Work instructions. Each line that contains the string "мотивов" counts once; report how many such lines appear in the data, as a number only.

Records from a dataset.
◇ ◇ ◇
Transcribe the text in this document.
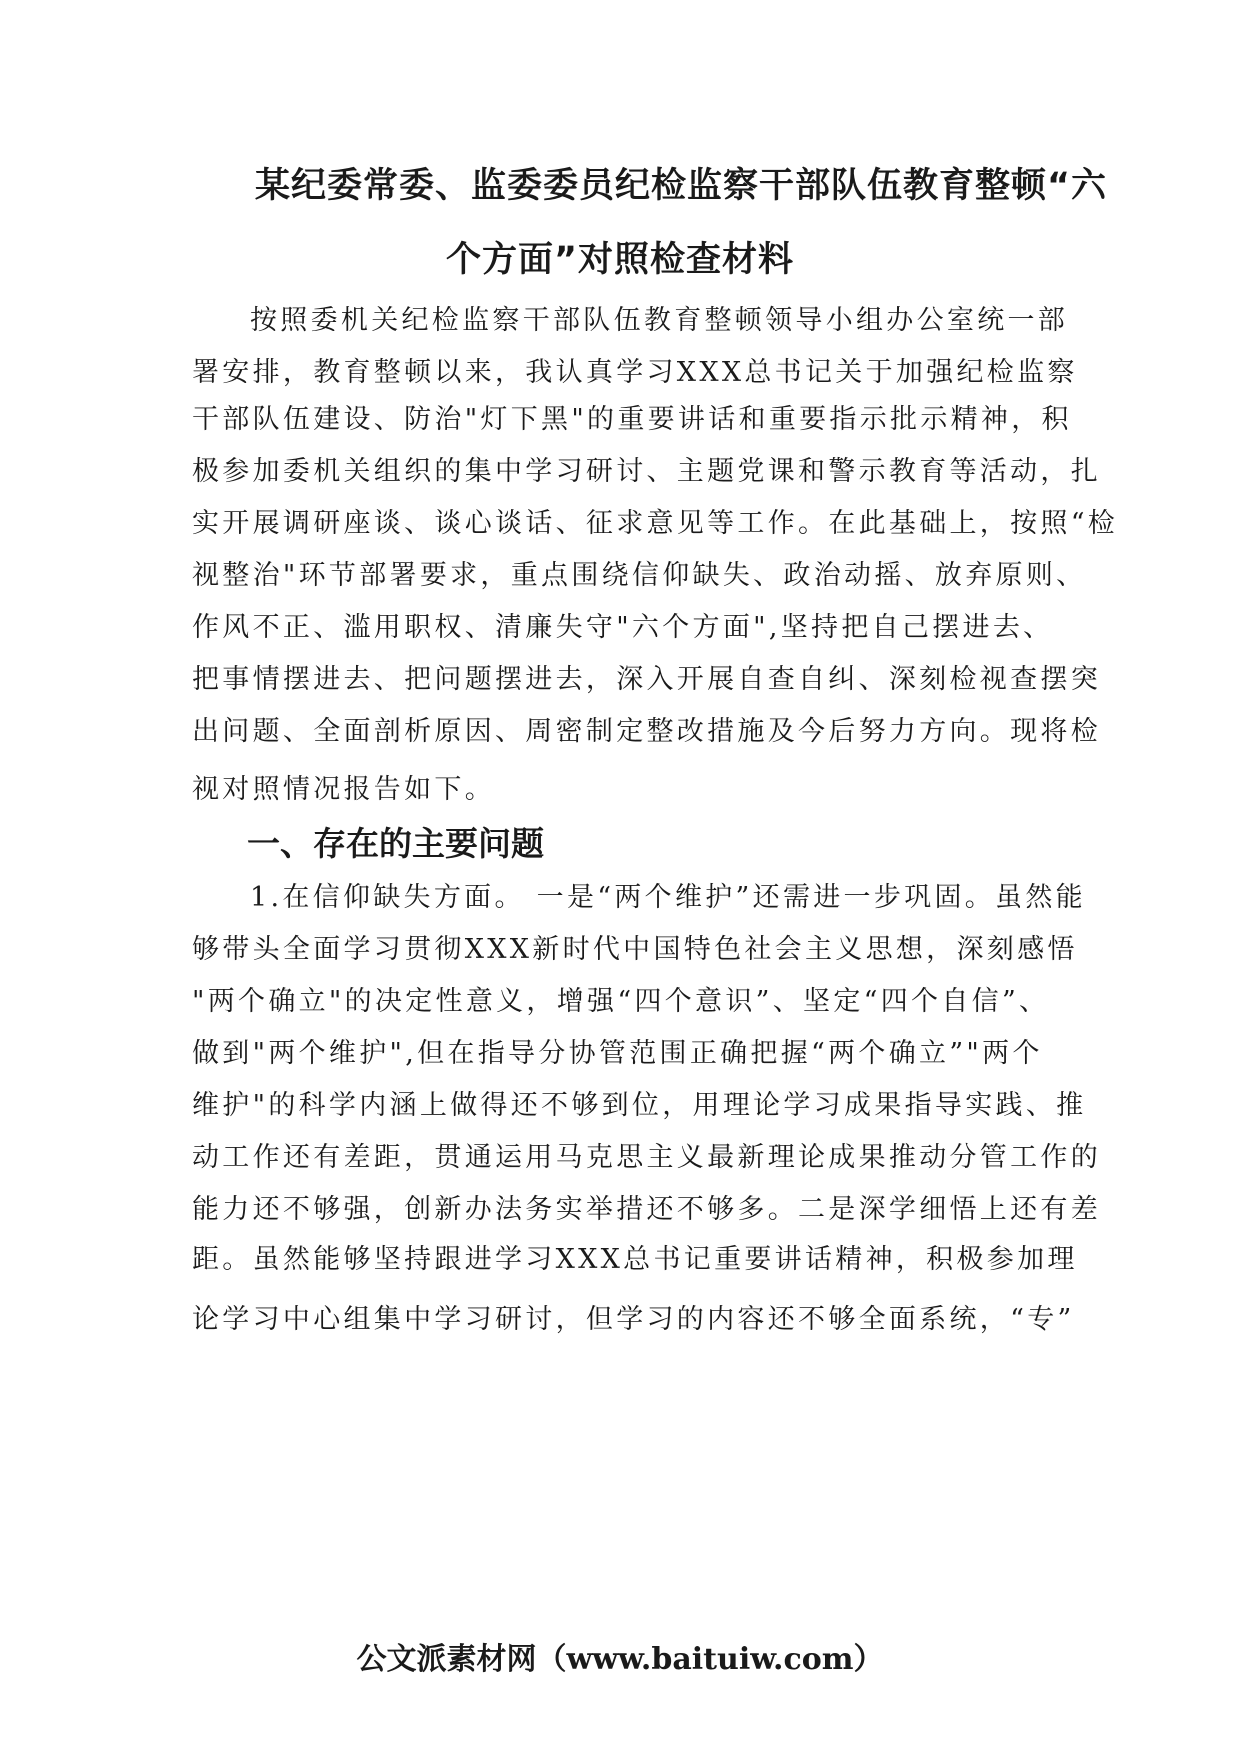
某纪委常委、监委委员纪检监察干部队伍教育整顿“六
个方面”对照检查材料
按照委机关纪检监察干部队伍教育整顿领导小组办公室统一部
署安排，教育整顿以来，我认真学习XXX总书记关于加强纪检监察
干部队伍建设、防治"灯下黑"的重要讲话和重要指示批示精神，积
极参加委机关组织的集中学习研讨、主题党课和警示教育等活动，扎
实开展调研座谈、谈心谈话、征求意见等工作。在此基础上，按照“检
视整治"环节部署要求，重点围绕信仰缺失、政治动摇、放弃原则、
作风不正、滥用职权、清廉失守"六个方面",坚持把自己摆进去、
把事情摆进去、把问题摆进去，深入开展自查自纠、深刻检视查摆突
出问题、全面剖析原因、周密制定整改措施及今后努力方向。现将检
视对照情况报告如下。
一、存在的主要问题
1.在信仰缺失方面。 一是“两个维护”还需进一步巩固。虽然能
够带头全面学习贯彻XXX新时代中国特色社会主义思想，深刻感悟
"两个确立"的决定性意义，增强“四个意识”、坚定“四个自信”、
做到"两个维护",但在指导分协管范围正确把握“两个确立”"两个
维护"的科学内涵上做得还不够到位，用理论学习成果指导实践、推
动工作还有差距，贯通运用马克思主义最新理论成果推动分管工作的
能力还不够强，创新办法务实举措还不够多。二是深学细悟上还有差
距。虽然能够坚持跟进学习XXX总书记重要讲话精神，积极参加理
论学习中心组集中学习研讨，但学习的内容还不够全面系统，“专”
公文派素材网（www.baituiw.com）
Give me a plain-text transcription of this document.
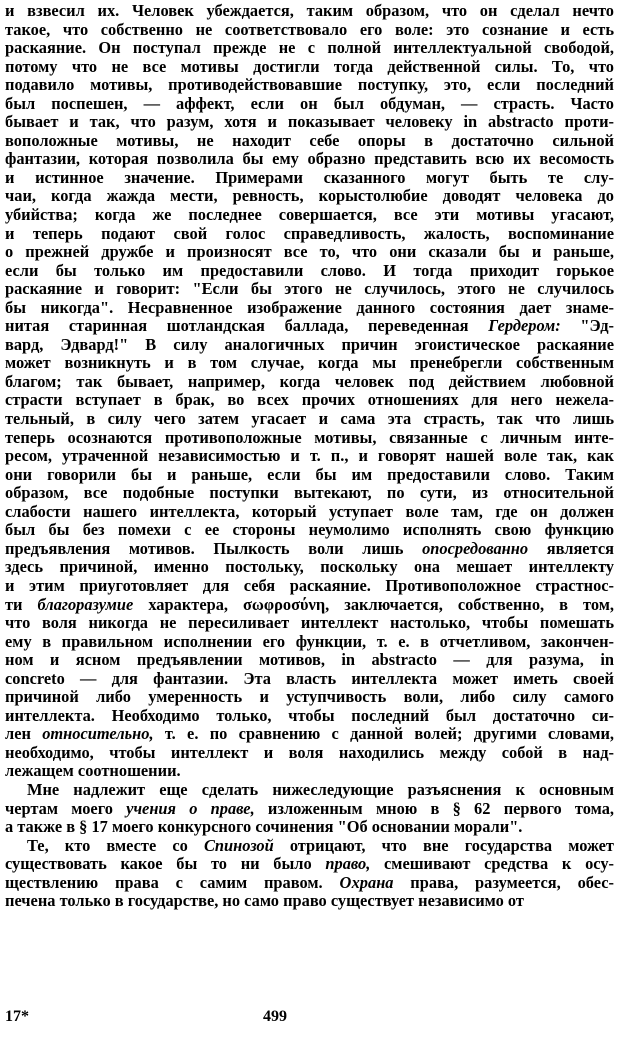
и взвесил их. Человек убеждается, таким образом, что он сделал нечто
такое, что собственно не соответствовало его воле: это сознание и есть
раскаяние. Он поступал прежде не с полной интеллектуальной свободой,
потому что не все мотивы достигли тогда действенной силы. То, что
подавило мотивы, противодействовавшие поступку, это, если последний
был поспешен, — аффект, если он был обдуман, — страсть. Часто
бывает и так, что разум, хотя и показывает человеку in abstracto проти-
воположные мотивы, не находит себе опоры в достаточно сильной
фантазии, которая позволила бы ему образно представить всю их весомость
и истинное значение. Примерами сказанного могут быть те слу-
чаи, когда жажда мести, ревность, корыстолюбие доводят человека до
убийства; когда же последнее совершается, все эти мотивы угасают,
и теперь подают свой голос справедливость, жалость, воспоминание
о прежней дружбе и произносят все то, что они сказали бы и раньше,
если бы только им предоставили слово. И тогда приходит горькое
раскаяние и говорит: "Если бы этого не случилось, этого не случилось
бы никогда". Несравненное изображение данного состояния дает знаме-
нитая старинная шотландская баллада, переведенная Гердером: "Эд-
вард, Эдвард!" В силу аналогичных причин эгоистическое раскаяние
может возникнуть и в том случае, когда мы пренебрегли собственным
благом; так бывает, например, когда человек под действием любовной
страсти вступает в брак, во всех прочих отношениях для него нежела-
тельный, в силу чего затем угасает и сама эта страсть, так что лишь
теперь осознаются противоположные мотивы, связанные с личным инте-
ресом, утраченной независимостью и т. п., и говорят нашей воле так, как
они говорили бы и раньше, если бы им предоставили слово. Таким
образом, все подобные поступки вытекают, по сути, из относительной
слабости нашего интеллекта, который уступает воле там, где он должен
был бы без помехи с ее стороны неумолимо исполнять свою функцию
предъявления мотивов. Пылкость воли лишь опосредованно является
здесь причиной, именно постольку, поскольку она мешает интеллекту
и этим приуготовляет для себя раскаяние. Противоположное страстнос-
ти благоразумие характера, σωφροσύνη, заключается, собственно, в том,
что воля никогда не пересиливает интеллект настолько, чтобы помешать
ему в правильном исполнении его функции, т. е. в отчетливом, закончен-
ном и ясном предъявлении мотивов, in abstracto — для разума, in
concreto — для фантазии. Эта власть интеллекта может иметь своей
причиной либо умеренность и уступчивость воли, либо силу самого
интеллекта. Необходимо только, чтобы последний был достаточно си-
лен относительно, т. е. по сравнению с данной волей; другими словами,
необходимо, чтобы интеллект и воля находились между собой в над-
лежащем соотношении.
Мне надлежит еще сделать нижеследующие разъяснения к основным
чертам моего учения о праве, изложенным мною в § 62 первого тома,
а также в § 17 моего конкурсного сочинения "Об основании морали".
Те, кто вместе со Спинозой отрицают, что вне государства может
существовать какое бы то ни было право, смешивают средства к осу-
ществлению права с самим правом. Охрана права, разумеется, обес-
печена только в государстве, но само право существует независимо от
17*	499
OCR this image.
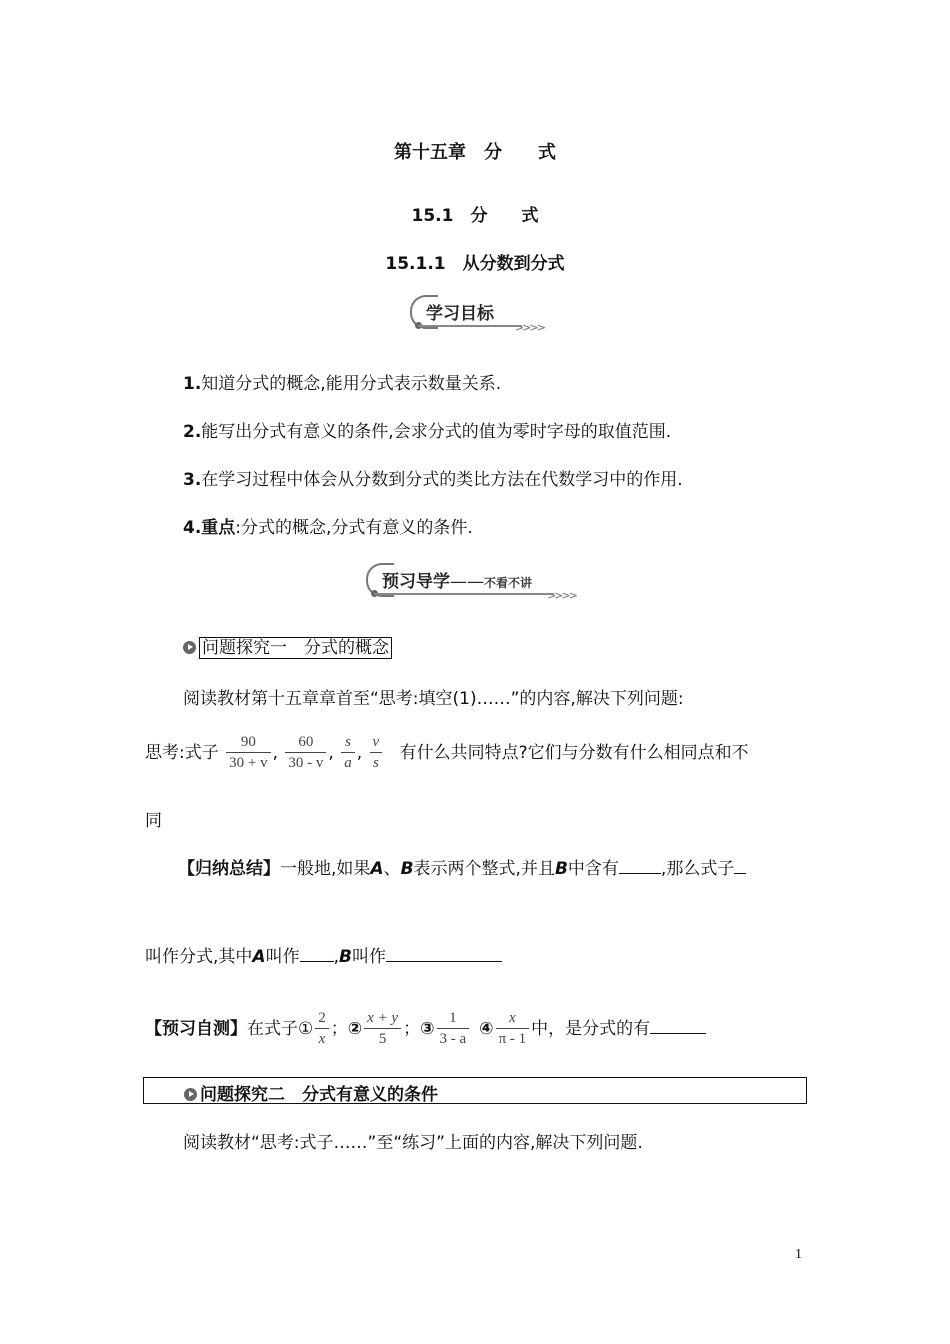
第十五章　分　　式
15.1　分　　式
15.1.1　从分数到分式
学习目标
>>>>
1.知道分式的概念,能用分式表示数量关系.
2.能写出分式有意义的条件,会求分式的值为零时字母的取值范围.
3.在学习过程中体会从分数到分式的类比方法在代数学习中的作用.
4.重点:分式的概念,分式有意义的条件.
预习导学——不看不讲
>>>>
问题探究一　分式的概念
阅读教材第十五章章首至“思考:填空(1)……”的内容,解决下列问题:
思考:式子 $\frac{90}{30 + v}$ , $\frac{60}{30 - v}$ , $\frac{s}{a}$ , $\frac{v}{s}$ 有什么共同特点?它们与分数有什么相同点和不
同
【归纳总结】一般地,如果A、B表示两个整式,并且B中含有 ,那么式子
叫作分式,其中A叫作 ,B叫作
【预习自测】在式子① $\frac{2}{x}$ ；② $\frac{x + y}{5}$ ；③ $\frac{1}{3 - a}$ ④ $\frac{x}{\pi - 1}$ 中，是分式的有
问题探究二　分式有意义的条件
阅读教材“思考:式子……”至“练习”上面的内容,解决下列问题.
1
◇ ◇ ◇
Solved problem. 2